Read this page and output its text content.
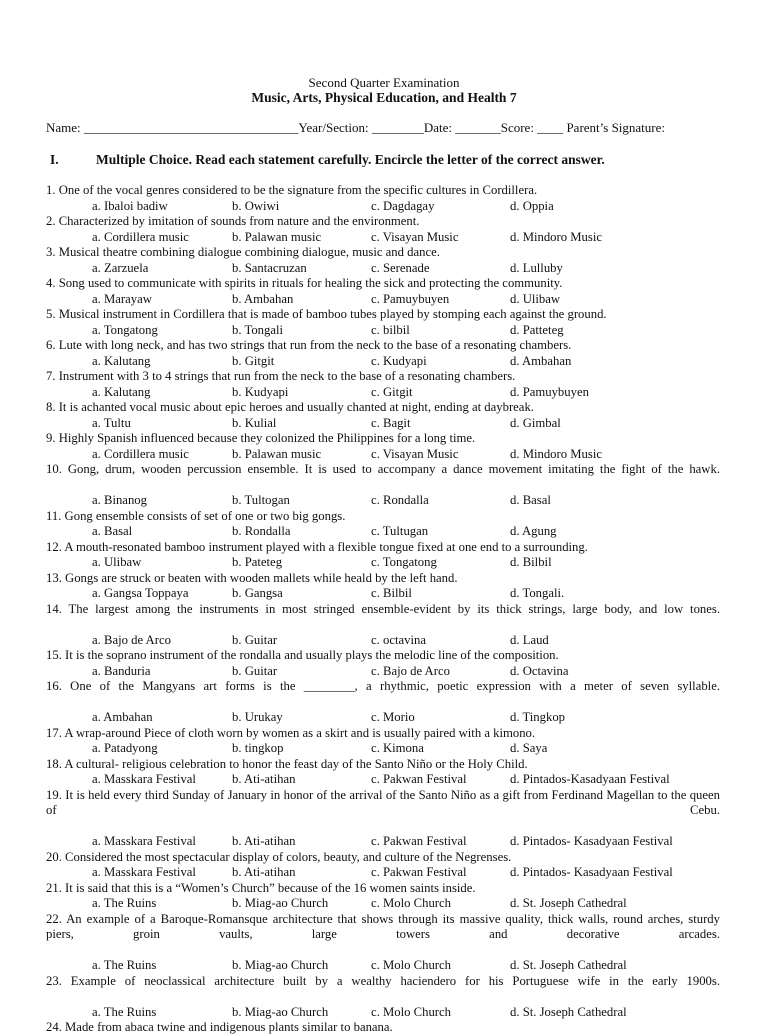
Second Quarter Examination
Music, Arts, Physical Education, and Health 7
Name: _________________________________Year/Section: ________Date: _______Score: ____ Parent’s Signature:
I.	Multiple Choice. Read each statement carefully. Encircle the letter of the correct answer.
1. One of the vocal genres considered to be the signature from the specific cultures in Cordillera.
a. Ibaloi badiw	b. Owiwi	c. Dagdagay	d. Oppia
2. Characterized by imitation of sounds from nature and the environment.
a. Cordillera music	b. Palawan music	c. Visayan Music	d. Mindoro Music
3. Musical theatre combining dialogue combining dialogue, music and dance.
a. Zarzuela	b. Santacruzan	c. Serenade	d. Lulluby
4. Song used to communicate with spirits in rituals for healing the sick and protecting the community.
a. Marayaw	b. Ambahan	c. Pamuybuyen	d. Ulibaw
5. Musical instrument in Cordillera that is made of bamboo tubes played by stomping each against the ground.
a. Tongatong	b. Tongali	c. bilbil	d. Patteteg
6. Lute with long neck, and has two strings that run from the neck to the base of a resonating chambers.
a. Kalutang	b. Gitgit	c. Kudyapi	d. Ambahan
7. Instrument with 3 to 4 strings that run from the neck to the base of a resonating chambers.
a. Kalutang	b. Kudyapi	c. Gitgit	d. Pamuybuyen
8. It is achanted vocal music about epic heroes and usually chanted at night, ending at daybreak.
a. Tultu	b. Kulial	c. Bagit	d. Gimbal
9. Highly Spanish influenced because they colonized the Philippines for a long time.
a. Cordillera music	b. Palawan music	c. Visayan Music	d. Mindoro Music
10. Gong, drum, wooden percussion ensemble. It is used to accompany a dance movement imitating the fight of the hawk.
a. Binanog	b. Tultogan	c. Rondalla	d. Basal
11. Gong ensemble consists of set of one or two big gongs.
a. Basal	b. Rondalla	c. Tultugan	d. Agung
12. A mouth-resonated bamboo instrument played with a flexible tongue fixed at one end to a surrounding.
a. Ulibaw	b. Pateteg	c. Tongatong	d. Bilbil
13. Gongs are struck or beaten with wooden mallets while heald by the left hand.
a. Gangsa Toppaya	b. Gangsa	c. Bilbil	d. Tongali.
14. The largest among the instruments in most stringed ensemble-evident by its thick strings, large body, and low tones.
a. Bajo de Arco	b. Guitar	c. octavina	d. Laud
15. It is the soprano instrument of the rondalla and usually plays the melodic line of the composition.
a. Banduria	b. Guitar	c. Bajo de Arco	d. Octavina
16. One of the Mangyans art forms is the ________, a rhythmic, poetic expression with a meter of seven syllable.
a. Ambahan	b. Urukay	c. Morio	d. Tingkop
17. A wrap-around Piece of cloth worn by women as a skirt and is usually paired with a kimono.
a. Patadyong	b. tingkop	c. Kimona	d. Saya
18. A cultural- religious celebration to honor the feast day of the Santo Niño or the Holy Child.
a. Masskara Festival	b. Ati-atihan	c. Pakwan Festival	d. Pintados-Kasadyaan Festival
19. It is held every third Sunday of January in honor of the arrival of the Santo Niño as a gift from Ferdinand Magellan to the queen of Cebu.
a. Masskara Festival	b. Ati-atihan	c. Pakwan Festival	d. Pintados- Kasadyaan Festival
20. Considered the most spectacular display of colors, beauty, and culture of the Negrenses.
a. Masskara Festival	b. Ati-atihan	c. Pakwan Festival	d. Pintados- Kasadyaan Festival
21. It is said that this is a “Women’s Church” because of the 16 women saints inside.
a. The Ruins	b. Miag-ao Church	c. Molo Church	d. St. Joseph Cathedral
22. An example of a Baroque-Romansque architecture that shows through its massive quality, thick walls, round arches, sturdy piers, groin vaults, large towers and decorative arcades.
a. The Ruins	b. Miag-ao Church	c. Molo Church	d. St. Joseph Cathedral
23. Example of neoclassical architecture built by a wealthy haciendero for his Portuguese wife in the early 1900s.
a. The Ruins	b. Miag-ao Church	c. Molo Church	d. St. Joseph Cathedral
24. Made from abaca twine and indigenous plants similar to banana.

**TASK PROMPT:** Extract every line above containing the word "neck".

**OUTPUT BELOW:**
6. Lute with long neck, and has two strings that run from the neck to the base of a resonating chambers.
7. Instrument with 3 to 4 strings that run from the neck to the base of a resonating chambers.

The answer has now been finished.